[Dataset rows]
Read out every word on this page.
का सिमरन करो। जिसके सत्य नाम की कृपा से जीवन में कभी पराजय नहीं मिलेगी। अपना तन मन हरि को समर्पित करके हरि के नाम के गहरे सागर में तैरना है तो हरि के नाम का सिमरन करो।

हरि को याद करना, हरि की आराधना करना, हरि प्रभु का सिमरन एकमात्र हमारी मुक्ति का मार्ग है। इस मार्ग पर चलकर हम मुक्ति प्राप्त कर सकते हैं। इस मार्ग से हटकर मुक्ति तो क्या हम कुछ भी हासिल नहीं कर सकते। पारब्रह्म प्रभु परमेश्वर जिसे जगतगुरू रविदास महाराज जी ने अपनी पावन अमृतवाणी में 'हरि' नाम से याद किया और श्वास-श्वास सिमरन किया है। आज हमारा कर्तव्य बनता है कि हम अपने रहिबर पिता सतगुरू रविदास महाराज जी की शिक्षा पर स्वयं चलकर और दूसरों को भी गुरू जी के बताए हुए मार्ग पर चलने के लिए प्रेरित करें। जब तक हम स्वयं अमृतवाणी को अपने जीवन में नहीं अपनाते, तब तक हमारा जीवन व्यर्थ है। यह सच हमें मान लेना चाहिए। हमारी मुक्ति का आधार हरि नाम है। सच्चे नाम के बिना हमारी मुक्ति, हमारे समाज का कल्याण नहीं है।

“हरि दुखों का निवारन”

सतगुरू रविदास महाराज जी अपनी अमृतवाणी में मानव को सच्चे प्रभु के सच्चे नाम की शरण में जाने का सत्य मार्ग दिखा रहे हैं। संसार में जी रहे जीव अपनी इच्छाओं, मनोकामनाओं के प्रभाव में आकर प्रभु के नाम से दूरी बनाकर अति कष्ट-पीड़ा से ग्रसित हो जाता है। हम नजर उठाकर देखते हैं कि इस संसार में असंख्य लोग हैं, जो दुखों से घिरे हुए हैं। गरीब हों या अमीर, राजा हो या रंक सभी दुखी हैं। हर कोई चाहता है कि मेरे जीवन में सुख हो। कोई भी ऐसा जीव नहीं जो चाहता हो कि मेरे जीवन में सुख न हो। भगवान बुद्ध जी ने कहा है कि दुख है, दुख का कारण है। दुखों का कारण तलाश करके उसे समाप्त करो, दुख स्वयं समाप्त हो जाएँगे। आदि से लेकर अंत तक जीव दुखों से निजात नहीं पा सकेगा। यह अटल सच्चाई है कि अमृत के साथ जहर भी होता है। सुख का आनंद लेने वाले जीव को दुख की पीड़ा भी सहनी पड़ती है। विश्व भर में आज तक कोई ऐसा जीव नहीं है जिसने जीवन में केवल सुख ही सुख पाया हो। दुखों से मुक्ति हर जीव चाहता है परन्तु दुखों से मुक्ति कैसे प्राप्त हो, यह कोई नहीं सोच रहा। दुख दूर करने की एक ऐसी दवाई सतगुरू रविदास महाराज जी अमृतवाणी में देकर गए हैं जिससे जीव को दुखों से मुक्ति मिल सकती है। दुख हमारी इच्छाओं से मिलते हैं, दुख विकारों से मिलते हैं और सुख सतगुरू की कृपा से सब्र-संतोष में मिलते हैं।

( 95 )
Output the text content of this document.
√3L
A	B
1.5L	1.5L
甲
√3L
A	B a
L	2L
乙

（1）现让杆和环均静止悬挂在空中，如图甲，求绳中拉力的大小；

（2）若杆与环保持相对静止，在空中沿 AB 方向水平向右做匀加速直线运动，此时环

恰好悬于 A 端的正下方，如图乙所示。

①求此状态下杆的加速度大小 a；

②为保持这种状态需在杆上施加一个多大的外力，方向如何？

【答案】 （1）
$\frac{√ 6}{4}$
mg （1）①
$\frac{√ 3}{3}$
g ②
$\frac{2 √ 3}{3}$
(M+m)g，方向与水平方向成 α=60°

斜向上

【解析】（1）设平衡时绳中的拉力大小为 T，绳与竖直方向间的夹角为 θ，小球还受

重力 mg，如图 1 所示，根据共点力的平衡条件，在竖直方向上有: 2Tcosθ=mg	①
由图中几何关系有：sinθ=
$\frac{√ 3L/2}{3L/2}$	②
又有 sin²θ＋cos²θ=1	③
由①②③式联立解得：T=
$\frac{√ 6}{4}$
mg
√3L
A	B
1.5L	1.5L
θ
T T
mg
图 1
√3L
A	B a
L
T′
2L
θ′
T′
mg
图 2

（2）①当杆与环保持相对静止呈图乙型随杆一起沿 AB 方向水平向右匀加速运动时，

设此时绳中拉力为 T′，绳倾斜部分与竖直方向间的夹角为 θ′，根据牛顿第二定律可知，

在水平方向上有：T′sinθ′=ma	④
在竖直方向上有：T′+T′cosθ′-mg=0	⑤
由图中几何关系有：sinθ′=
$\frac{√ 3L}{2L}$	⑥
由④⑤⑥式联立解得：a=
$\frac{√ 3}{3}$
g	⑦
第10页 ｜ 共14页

:: PROBLEM DETAILS ::
Copy every line above in which the string "在竖直方向上有" shows up.

:: SOLUTION FOR THIS PROBLEM ::
重力 mg，如图 1 所示，根据共点力的平衡条件，在竖直方向上有: 2Tcosθ=mg	①
在竖直方向上有：T′+T′cosθ′-mg=0	⑤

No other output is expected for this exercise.